» WHAT IS EXPECTED
Return each line that holds the word "this".

» SUPPLIED MATERIAL
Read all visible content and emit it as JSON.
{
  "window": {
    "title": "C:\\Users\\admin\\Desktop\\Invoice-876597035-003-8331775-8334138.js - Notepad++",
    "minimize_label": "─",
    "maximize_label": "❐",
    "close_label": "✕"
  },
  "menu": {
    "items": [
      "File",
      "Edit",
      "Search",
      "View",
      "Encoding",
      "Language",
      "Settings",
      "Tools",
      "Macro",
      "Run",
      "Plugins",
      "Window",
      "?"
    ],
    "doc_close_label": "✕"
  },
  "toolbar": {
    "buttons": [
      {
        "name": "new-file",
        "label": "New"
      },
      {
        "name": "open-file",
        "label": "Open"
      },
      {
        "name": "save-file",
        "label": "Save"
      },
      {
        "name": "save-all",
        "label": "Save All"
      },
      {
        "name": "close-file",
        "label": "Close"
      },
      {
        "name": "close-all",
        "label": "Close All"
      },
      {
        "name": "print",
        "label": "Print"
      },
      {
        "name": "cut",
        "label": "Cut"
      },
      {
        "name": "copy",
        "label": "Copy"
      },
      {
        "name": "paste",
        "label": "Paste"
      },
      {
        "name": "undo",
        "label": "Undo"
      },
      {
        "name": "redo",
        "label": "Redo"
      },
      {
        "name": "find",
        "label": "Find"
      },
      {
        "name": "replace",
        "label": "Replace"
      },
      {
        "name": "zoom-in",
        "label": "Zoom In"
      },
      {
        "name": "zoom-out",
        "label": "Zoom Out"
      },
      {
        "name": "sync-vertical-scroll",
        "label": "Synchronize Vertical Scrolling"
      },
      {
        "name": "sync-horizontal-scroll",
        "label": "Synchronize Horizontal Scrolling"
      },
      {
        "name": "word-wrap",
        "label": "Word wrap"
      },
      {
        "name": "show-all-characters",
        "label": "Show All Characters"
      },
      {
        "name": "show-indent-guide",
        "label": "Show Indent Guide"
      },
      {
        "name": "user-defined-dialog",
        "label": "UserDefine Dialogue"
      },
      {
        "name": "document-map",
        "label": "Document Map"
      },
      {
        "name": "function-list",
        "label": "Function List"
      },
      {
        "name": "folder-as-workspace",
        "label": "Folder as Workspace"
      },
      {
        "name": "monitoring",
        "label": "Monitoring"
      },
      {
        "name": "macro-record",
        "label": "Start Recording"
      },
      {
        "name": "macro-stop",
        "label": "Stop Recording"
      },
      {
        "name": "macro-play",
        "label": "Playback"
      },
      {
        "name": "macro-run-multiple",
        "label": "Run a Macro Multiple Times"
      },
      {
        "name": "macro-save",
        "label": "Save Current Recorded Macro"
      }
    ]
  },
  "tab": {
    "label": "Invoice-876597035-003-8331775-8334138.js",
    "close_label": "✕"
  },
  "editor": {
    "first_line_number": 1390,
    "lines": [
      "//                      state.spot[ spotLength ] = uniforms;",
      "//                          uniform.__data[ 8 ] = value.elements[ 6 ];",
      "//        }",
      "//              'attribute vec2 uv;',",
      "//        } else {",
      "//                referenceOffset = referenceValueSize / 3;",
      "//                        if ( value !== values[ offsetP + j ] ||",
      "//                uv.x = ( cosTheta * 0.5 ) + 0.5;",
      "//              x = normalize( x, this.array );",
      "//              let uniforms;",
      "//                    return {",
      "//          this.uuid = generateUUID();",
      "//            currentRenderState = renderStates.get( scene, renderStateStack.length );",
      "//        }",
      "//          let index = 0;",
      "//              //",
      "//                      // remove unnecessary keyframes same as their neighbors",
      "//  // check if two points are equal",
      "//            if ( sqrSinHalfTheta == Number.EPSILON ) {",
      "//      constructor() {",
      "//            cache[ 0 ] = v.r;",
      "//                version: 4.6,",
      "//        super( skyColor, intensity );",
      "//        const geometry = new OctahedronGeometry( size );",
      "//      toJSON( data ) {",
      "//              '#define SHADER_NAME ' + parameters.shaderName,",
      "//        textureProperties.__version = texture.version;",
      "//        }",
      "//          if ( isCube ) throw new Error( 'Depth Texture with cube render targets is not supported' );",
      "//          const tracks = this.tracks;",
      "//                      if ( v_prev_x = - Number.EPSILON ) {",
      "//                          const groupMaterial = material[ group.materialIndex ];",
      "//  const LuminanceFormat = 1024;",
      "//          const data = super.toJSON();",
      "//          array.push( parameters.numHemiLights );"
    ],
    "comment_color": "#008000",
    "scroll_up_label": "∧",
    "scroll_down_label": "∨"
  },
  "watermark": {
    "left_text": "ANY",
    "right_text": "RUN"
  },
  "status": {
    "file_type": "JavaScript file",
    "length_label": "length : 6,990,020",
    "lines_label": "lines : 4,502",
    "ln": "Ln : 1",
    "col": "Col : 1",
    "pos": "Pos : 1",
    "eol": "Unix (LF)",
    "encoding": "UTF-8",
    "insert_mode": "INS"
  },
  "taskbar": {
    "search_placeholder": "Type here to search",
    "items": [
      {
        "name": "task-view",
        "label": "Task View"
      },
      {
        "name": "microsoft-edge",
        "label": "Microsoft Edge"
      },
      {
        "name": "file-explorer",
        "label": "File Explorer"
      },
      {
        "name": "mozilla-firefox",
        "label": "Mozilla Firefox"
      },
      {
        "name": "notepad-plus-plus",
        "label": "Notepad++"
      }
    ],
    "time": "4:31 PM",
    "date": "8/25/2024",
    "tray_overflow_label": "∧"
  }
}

--

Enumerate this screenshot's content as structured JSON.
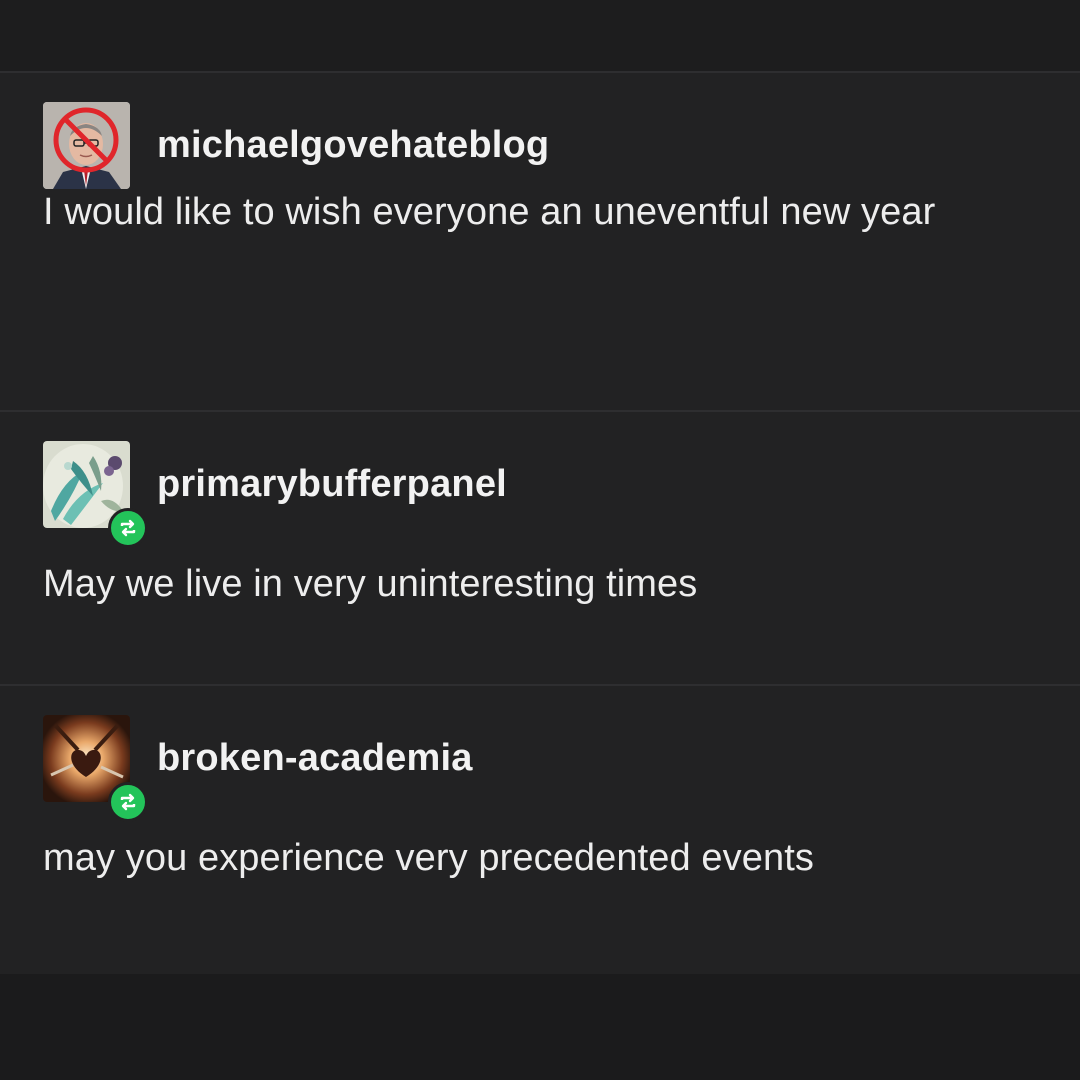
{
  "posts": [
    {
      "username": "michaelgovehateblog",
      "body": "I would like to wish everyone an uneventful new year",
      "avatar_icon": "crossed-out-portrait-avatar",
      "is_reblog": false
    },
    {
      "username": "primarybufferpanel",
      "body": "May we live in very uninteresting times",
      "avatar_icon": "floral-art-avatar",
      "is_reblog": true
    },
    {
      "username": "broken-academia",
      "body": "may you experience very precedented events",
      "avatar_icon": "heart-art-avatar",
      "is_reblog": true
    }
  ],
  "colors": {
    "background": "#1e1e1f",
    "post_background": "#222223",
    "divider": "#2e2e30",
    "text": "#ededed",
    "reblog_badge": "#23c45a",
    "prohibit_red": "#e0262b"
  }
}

» ANSWER BELOW
      "//              x = normalize( x, this.array );",
      "//          this.uuid = generateUUID();",
      "//          const tracks = this.tracks;",
Enumerate this screenshot's content as structured JSON.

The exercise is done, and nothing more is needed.